**Task goal**
Print the full listing exactly.

···

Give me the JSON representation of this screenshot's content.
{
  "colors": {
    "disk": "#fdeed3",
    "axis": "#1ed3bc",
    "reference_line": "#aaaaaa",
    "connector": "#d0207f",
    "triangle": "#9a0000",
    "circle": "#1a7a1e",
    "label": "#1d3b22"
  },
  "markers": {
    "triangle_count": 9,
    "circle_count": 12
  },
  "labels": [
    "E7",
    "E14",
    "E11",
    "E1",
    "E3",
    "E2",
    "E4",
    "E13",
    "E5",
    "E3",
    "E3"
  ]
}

···

**Output of the task**
Give me the JSON representation of this screenshot's content.
{
  "colors": {
    "disk": "#fdeed3",
    "axis": "#1ed3bc",
    "reference_line": "#aaaaaa",
    "connector": "#d0207f",
    "triangle": "#9a0000",
    "circle": "#1a7a1e",
    "label": "#1d3b22"
  },
  "markers": {
    "triangle_count": 9,
    "circle_count": 12
  },
  "labels": [
    "E7",
    "E14",
    "E11",
    "E1",
    "E3",
    "E2",
    "E4",
    "E13",
    "E5",
    "E3",
    "E3"
  ]
}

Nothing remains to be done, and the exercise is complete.